(Collected data)
──────────
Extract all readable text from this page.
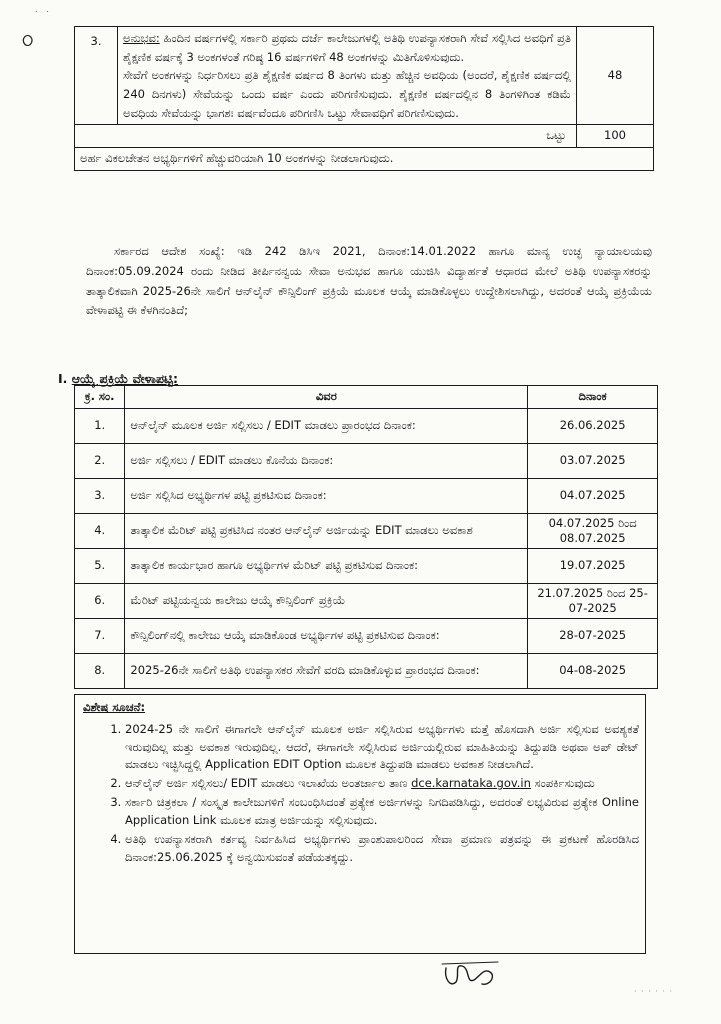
ଠ
˙ ˙
3.	ಅನುಭವ: ಹಿಂದಿನ ವರ್ಷಗಳಲ್ಲಿ ಸರ್ಕಾರಿ ಪ್ರಥಮ ದರ್ಜೆ ಕಾಲೇಜುಗಳಲ್ಲಿ ಅತಿಥಿ ಉಪನ್ಯಾಸಕರಾಗಿ ಸೇವೆ ಸಲ್ಲಿಸಿದ ಅವಧಿಗೆ ಪ್ರತಿ ಶೈಕ್ಷಣಿಕ ವರ್ಷಕ್ಕೆ 3 ಅಂಕಗಳಂತೆ ಗರಿಷ್ಠ 16 ವರ್ಷಗಳಿಗೆ 48 ಅಂಕಗಳನ್ನು ಮಿತಿಗೊಳಿಸುವುದು.

ಸೇವೆಗೆ ಅಂಕಗಳನ್ನು ನಿರ್ಧರಿಸಲು ಪ್ರತಿ ಶೈಕ್ಷಣಿಕ ವರ್ಷದ 8 ತಿಂಗಳು ಮತ್ತು ಹೆಚ್ಚಿನ ಅವಧಿಯ (ಅಂದರೆ, ಶೈಕ್ಷಣಿಕ ವರ್ಷದಲ್ಲಿ 240 ದಿನಗಳು) ಸೇವೆಯನ್ನು ಒಂದು ವರ್ಷ ಎಂದು ಪರಿಗಣಿಸುವುದು. ಶೈಕ್ಷಣಿಕ ವರ್ಷದಲ್ಲಿನ 8 ತಿಂಗಳಿಗಿಂತ ಕಡಿಮೆ ಅವಧಿಯ ಸೇವೆಯನ್ನು ಭಾಗಶಃ ವರ್ಷವೆಂದೂ ಪರಿಗಣಿಸಿ ಒಟ್ಟು ಸೇವಾವಧಿಗೆ ಪರಿಗಣಿಸುವುದು.	48
ಒಟ್ಟು		100
ಅರ್ಹ ವಿಕಲಚೇತನ ಅಭ್ಯರ್ಥಿಗಳಿಗೆ ಹೆಚ್ಚುವರಿಯಾಗಿ 10 ಅಂಕಗಳನ್ನು ನೀಡಲಾಗುವುದು.		

ಸರ್ಕಾರದ ಆದೇಶ ಸಂಖ್ಯೆ: ಇಡಿ 242 ಡಿಸಿಇ 2021, ದಿನಾಂಕ:14.01.2022 ಹಾಗೂ ಮಾನ್ಯ ಉಚ್ಛ ನ್ಯಾಯಾಲಯವು ದಿನಾಂಕ:05.09.2024 ರಂದು ನೀಡಿದ ತೀರ್ಪಿನನ್ವಯ ಸೇವಾ ಅನುಭವ ಹಾಗೂ ಯುಜಿಸಿ ವಿದ್ಯಾರ್ಹತೆ ಆಧಾರದ ಮೇಲೆ ಅತಿಥಿ ಉಪನ್ಯಾಸಕರನ್ನು ತಾತ್ಕಾಲಿಕವಾಗಿ 2025-26ನೇ ಸಾಲಿಗೆ ಆನ್‌ಲೈನ್ ಕೌನ್ಸಿಲಿಂಗ್ ಪ್ರಕ್ರಿಯೆ ಮೂಲಕ ಆಯ್ಕೆ ಮಾಡಿಕೊಳ್ಳಲು ಉದ್ದೇಶಿಸಲಾಗಿದ್ದು, ಅದರಂತೆ ಆಯ್ಕೆ ಪ್ರಕ್ರಿಯೆಯ ವೇಳಾಪಟ್ಟಿ ಈ ಕೆಳಗಿನಂತಿದೆ;

I. ಆಯ್ಕೆ ಪ್ರಕ್ರಿಯೆ ವೇಳಾಪಟ್ಟಿ:
ಕ್ರ. ಸಂ.	ವಿವರ	ದಿನಾಂಕ
1.	ಆನ್‌ಲೈನ್ ಮೂಲಕ ಅರ್ಜಿ ಸಲ್ಲಿಸಲು / EDIT ಮಾಡಲು ಪ್ರಾರಂಭದ ದಿನಾಂಕ:	26.06.2025
2.	ಅರ್ಜಿ ಸಲ್ಲಿಸಲು / EDIT ಮಾಡಲು ಕೊನೆಯ ದಿನಾಂಕ:	03.07.2025
3.	ಅರ್ಜಿ ಸಲ್ಲಿಸಿದ ಅಭ್ಯರ್ಥಿಗಳ ಪಟ್ಟಿ ಪ್ರಕಟಿಸುವ ದಿನಾಂಕ:	04.07.2025
4.	ತಾತ್ಕಾಲಿಕ ಮೆರಿಟ್ ಪಟ್ಟಿ ಪ್ರಕಟಿಸಿದ ನಂತರ ಆನ್‌ಲೈನ್ ಅರ್ಜಿಯನ್ನು EDIT ಮಾಡಲು ಅವಕಾಶ	04.07.2025 ರಿಂದ 08.07.2025
5.	ತಾತ್ಕಾಲಿಕ ಕಾರ್ಯಭಾರ ಹಾಗೂ ಅಭ್ಯರ್ಥಿಗಳ ಮೆರಿಟ್ ಪಟ್ಟಿ ಪ್ರಕಟಿಸುವ ದಿನಾಂಕ:	19.07.2025
6.	ಮೆರಿಟ್ ಪಟ್ಟಿಯನ್ವಯ ಕಾಲೇಜು ಆಯ್ಕೆ ಕೌನ್ಸಿಲಿಂಗ್ ಪ್ರಕ್ರಿಯೆ	21.07.2025 ರಿಂದ 25-07-2025
7.	ಕೌನ್ಸಿಲಿಂಗ್‌ನಲ್ಲಿ ಕಾಲೇಜು ಆಯ್ಕೆ ಮಾಡಿಕೊಂಡ ಅಭ್ಯರ್ಥಿಗಳ ಪಟ್ಟಿ ಪ್ರಕಟಿಸುವ ದಿನಾಂಕ:	28-07-2025
8.	2025-26ನೇ ಸಾಲಿಗೆ ಅತಿಥಿ ಉಪನ್ಯಾಸಕರ ಸೇವೆಗೆ ವರದಿ ಮಾಡಿಕೊಳ್ಳುವ ಪ್ರಾರಂಭದ ದಿನಾಂಕ:	04-08-2025

ವಿಶೇಷ ಸೂಚನೆ:

1. 2024-25 ನೇ ಸಾಲಿಗೆ ಈಗಾಗಲೇ ಆನ್‌ಲೈನ್ ಮೂಲಕ ಅರ್ಜಿ ಸಲ್ಲಿಸಿರುವ ಅಭ್ಯರ್ಥಿಗಳು ಮತ್ತೆ ಹೊಸದಾಗಿ ಅರ್ಜಿ ಸಲ್ಲಿಸುವ ಅವಶ್ಯಕತೆ ಇರುವುದಿಲ್ಲ ಮತ್ತು ಅವಕಾಶ ಇರುವುದಿಲ್ಲ. ಆದರೆ, ಈಗಾಗಲೇ ಸಲ್ಲಿಸಿರುವ ಅರ್ಜಿಯಲ್ಲಿರುವ ಮಾಹಿತಿಯನ್ನು ತಿದ್ದುಪಡಿ ಅಥವಾ ಅಪ್ ಡೇಟ್ ಮಾಡಲು ಇಚ್ಛಿಸಿದ್ದಲ್ಲಿ Application EDIT Option ಮೂಲಕ ತಿದ್ದುಪಡಿ ಮಾಡಲು ಅವಕಾಶ ನೀಡಲಾಗಿದೆ.
2. ಆನ್‌ಲೈನ್ ಅರ್ಜಿ ಸಲ್ಲಿಸಲು/ EDIT ಮಾಡಲು ಇಲಾಖೆಯ ಅಂತರ್ಜಾಲ ತಾಣ dce.karnataka.gov.in ಸಂಪರ್ಕಿಸುವುದು
3. ಸರ್ಕಾರಿ ಚಿತ್ರಕಲಾ / ಸಂಸ್ಕೃತ ಕಾಲೇಜುಗಳಿಗೆ ಸಂಬಂಧಿಸಿದಂತೆ ಪ್ರತ್ಯೇಕ ಅರ್ಜಿಗಳನ್ನು ನಿಗದಿಪಡಿಸಿದ್ದು, ಅದರಂತೆ ಲಭ್ಯವಿರುವ ಪ್ರತ್ಯೇಕ Online Application Link ಮೂಲಕ ಮಾತ್ರ ಅರ್ಜಿಯನ್ನು ಸಲ್ಲಿಸುವುದು.
4. ಅತಿಥಿ ಉಪನ್ಯಾಸಕರಾಗಿ ಕರ್ತವ್ಯ ನಿರ್ವಹಿಸಿದ ಅಭ್ಯರ್ಥಿಗಳು ಪ್ರಾಂಶುಪಾಲರಿಂದ ಸೇವಾ ಪ್ರಮಾಣ ಪತ್ರವನ್ನು ಈ ಪ್ರಕಟಣೆ ಹೊರಡಿಸಿದ ದಿನಾಂಕ:25.06.2025 ಕ್ಕೆ ಅನ್ವಯಿಸುವಂತೆ ಪಡೆಯತಕ್ಕದ್ದು.
· · · · · ·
──────────
## Directions
Within the listing above, work out how many lines contain the string "ಕಗಳನ", and reply with that number only.

## Final result
3